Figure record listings
begin
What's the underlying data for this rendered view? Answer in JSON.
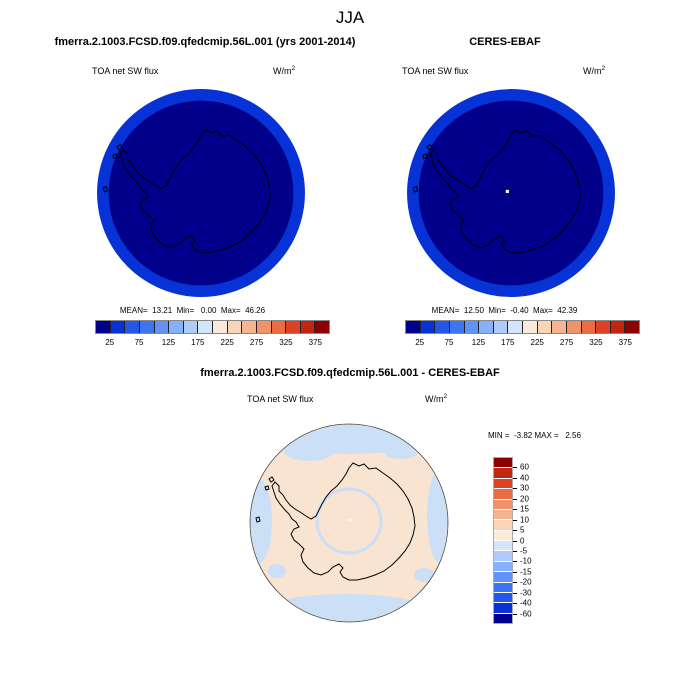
{
  "figure_title": "JJA",
  "model_panel": {
    "title": "fmerra.2.1003.FCSD.f09.qfedcmip.56L.001 (yrs 2001-2014)",
    "field_label": "TOA net SW flux",
    "units_base": "W/m",
    "units_exponent": "2",
    "stats_line": "MEAN=  13.21  Min=   0.00  Max=  46.26"
  },
  "obs_panel": {
    "title": "CERES-EBAF",
    "field_label": "TOA net SW flux",
    "units_base": "W/m",
    "units_exponent": "2",
    "stats_line": "MEAN=  12.50  Min=  -0.40  Max=  42.39"
  },
  "diff_panel": {
    "title": "fmerra.2.1003.FCSD.f09.qfedcmip.56L.001 - CERES-EBAF",
    "field_label": "TOA net SW flux",
    "units_base": "W/m",
    "units_exponent": "2",
    "minmax_line": "MIN =  -3.82 MAX =   2.56"
  },
  "flux_colorbar": {
    "colors": [
      "#00008B",
      "#0733D6",
      "#2456EA",
      "#3F74F0",
      "#6093F5",
      "#86B0F8",
      "#AECBFA",
      "#D4E4FB",
      "#FBE9DA",
      "#F9D4B7",
      "#F5B591",
      "#F0936A",
      "#E96C45",
      "#DE4126",
      "#C22612",
      "#8B0000"
    ],
    "tick_labels": [
      "25",
      "75",
      "125",
      "175",
      "225",
      "275",
      "325",
      "375"
    ]
  },
  "diff_colorbar": {
    "colors": [
      "#8B0000",
      "#C22612",
      "#DE4126",
      "#E96C45",
      "#F0936A",
      "#F5B591",
      "#F9D4B7",
      "#FBE9DA",
      "#D4E4FB",
      "#AECBFA",
      "#86B0F8",
      "#6093F5",
      "#3F74F0",
      "#2456EA",
      "#0733D6",
      "#00008B"
    ],
    "labels": [
      "60",
      "40",
      "30",
      "20",
      "15",
      "10",
      "5",
      "0",
      "-5",
      "-10",
      "-15",
      "-20",
      "-30",
      "-40",
      "-60"
    ]
  },
  "map_colors": {
    "flux_fill": "#00008B",
    "flux_outer_ring": "#0733D6",
    "diff_fill_positive": "#F9E4D2",
    "diff_fill_negative": "#CBDFF6",
    "diff_latitude_ring": "#C9DFF7",
    "coastline": "#000000",
    "map_outline": "#444444",
    "missing_data": "#FFFFFF"
  },
  "chart_data": [
    {
      "type": "heatmap",
      "subtype": "polar-stereographic-map",
      "region": "Antarctica (South Pole view)",
      "season": "JJA",
      "title": "fmerra.2.1003.FCSD.f09.qfedcmip.56L.001 (yrs 2001-2014)",
      "variable": "TOA net SW flux",
      "units": "W/m^2",
      "stats": {
        "mean": 13.21,
        "min": 0.0,
        "max": 46.26
      },
      "levels": [
        25,
        50,
        75,
        100,
        125,
        150,
        175,
        200,
        225,
        250,
        275,
        300,
        325,
        350,
        375
      ],
      "labeled_levels": [
        25,
        75,
        125,
        175,
        225,
        275,
        325,
        375
      ],
      "palette_direction": "blue (low) to red (high), 16 bins",
      "notes": "All values fall in the lowest bins: interior 0-25 W/m^2 (dark navy), outer annulus 25-50 W/m^2 (brighter blue); black Antarctic coastline overlay"
    },
    {
      "type": "heatmap",
      "subtype": "polar-stereographic-map",
      "region": "Antarctica (South Pole view)",
      "season": "JJA",
      "title": "CERES-EBAF",
      "variable": "TOA net SW flux",
      "units": "W/m^2",
      "stats": {
        "mean": 12.5,
        "min": -0.4,
        "max": 42.39
      },
      "levels": [
        25,
        50,
        75,
        100,
        125,
        150,
        175,
        200,
        225,
        250,
        275,
        300,
        325,
        350,
        375
      ],
      "labeled_levels": [
        25,
        75,
        125,
        175,
        225,
        275,
        325,
        375
      ],
      "palette_direction": "blue (low) to red (high), 16 bins",
      "notes": "Same pattern as model panel; small white missing-data cell near the pole"
    },
    {
      "type": "heatmap",
      "subtype": "polar-stereographic-difference-map",
      "region": "Antarctica (South Pole view)",
      "season": "JJA",
      "title": "fmerra.2.1003.FCSD.f09.qfedcmip.56L.001 - CERES-EBAF",
      "variable": "TOA net SW flux",
      "units": "W/m^2",
      "stats": {
        "min": -3.82,
        "max": 2.56
      },
      "levels": [
        -60,
        -40,
        -30,
        -20,
        -15,
        -10,
        -5,
        0,
        5,
        10,
        15,
        20,
        30,
        40,
        60
      ],
      "palette_direction": "red (positive) at top to blue (negative) at bottom on vertical colorbar, 16 bins",
      "notes": "Map mostly in 0 to +5 bin (pale peach) with -5 to 0 bin (pale blue) patches along the map rim and a pale blue latitude circle near 80S; white dot at pole"
    }
  ]
}
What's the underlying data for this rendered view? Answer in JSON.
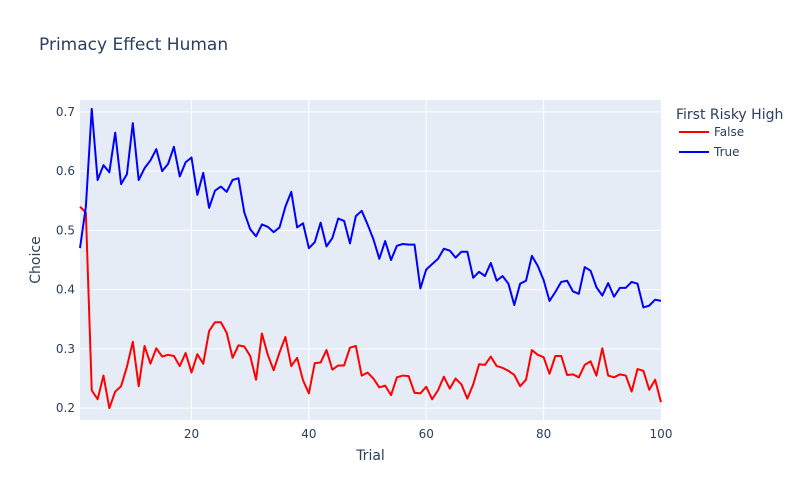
{
  "chart_data": {
    "type": "line",
    "title": "Primacy Effect Human",
    "xlabel": "Trial",
    "ylabel": "Choice",
    "xlim": [
      1,
      100
    ],
    "ylim": [
      0.18,
      0.72
    ],
    "x_ticks": [
      20,
      40,
      60,
      80,
      100
    ],
    "y_ticks": [
      0.2,
      0.3,
      0.4,
      0.5,
      0.6,
      0.7
    ],
    "grid": true,
    "legend": {
      "title": "First Risky High",
      "placement": "top-right"
    },
    "x": [
      1,
      2,
      3,
      4,
      5,
      6,
      7,
      8,
      9,
      10,
      11,
      12,
      13,
      14,
      15,
      16,
      17,
      18,
      19,
      20,
      21,
      22,
      23,
      24,
      25,
      26,
      27,
      28,
      29,
      30,
      31,
      32,
      33,
      34,
      35,
      36,
      37,
      38,
      39,
      40,
      41,
      42,
      43,
      44,
      45,
      46,
      47,
      48,
      49,
      50,
      51,
      52,
      53,
      54,
      55,
      56,
      57,
      58,
      59,
      60,
      61,
      62,
      63,
      64,
      65,
      66,
      67,
      68,
      69,
      70,
      71,
      72,
      73,
      74,
      75,
      76,
      77,
      78,
      79,
      80,
      81,
      82,
      83,
      84,
      85,
      86,
      87,
      88,
      89,
      90,
      91,
      92,
      93,
      94,
      95,
      96,
      97,
      98,
      99,
      100
    ],
    "series": [
      {
        "name": "False",
        "color": "#ff0000",
        "values": [
          0.54,
          0.53,
          0.23,
          0.215,
          0.255,
          0.2,
          0.228,
          0.237,
          0.27,
          0.312,
          0.237,
          0.305,
          0.275,
          0.301,
          0.287,
          0.29,
          0.288,
          0.271,
          0.293,
          0.26,
          0.291,
          0.275,
          0.33,
          0.345,
          0.345,
          0.327,
          0.285,
          0.306,
          0.304,
          0.288,
          0.248,
          0.326,
          0.29,
          0.264,
          0.294,
          0.32,
          0.271,
          0.285,
          0.247,
          0.225,
          0.276,
          0.277,
          0.298,
          0.265,
          0.272,
          0.272,
          0.302,
          0.305,
          0.255,
          0.26,
          0.25,
          0.235,
          0.238,
          0.222,
          0.252,
          0.255,
          0.254,
          0.226,
          0.225,
          0.236,
          0.215,
          0.23,
          0.253,
          0.233,
          0.25,
          0.24,
          0.216,
          0.24,
          0.274,
          0.273,
          0.287,
          0.271,
          0.268,
          0.263,
          0.256,
          0.237,
          0.248,
          0.298,
          0.29,
          0.286,
          0.258,
          0.288,
          0.288,
          0.256,
          0.257,
          0.252,
          0.273,
          0.279,
          0.255,
          0.301,
          0.255,
          0.252,
          0.257,
          0.255,
          0.228,
          0.266,
          0.263,
          0.231,
          0.248,
          0.21
        ]
      },
      {
        "name": "True",
        "color": "#0000ff",
        "values": [
          0.47,
          0.54,
          0.705,
          0.585,
          0.61,
          0.598,
          0.665,
          0.578,
          0.595,
          0.681,
          0.585,
          0.605,
          0.618,
          0.637,
          0.6,
          0.612,
          0.641,
          0.591,
          0.615,
          0.623,
          0.56,
          0.597,
          0.538,
          0.567,
          0.574,
          0.565,
          0.585,
          0.588,
          0.53,
          0.502,
          0.49,
          0.51,
          0.506,
          0.497,
          0.505,
          0.54,
          0.565,
          0.505,
          0.512,
          0.47,
          0.48,
          0.513,
          0.473,
          0.487,
          0.52,
          0.516,
          0.478,
          0.524,
          0.533,
          0.51,
          0.485,
          0.452,
          0.482,
          0.45,
          0.474,
          0.477,
          0.476,
          0.476,
          0.402,
          0.434,
          0.443,
          0.452,
          0.469,
          0.466,
          0.454,
          0.464,
          0.464,
          0.42,
          0.43,
          0.423,
          0.445,
          0.415,
          0.423,
          0.41,
          0.374,
          0.41,
          0.415,
          0.457,
          0.44,
          0.416,
          0.381,
          0.396,
          0.413,
          0.415,
          0.397,
          0.393,
          0.438,
          0.432,
          0.404,
          0.39,
          0.411,
          0.388,
          0.403,
          0.403,
          0.413,
          0.41,
          0.37,
          0.373,
          0.383,
          0.381
        ]
      }
    ]
  }
}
end
→ **What you have to do**: Determine how many lines in the listing above hold the word "white", answering with the number only.

→ **The completed task**: 2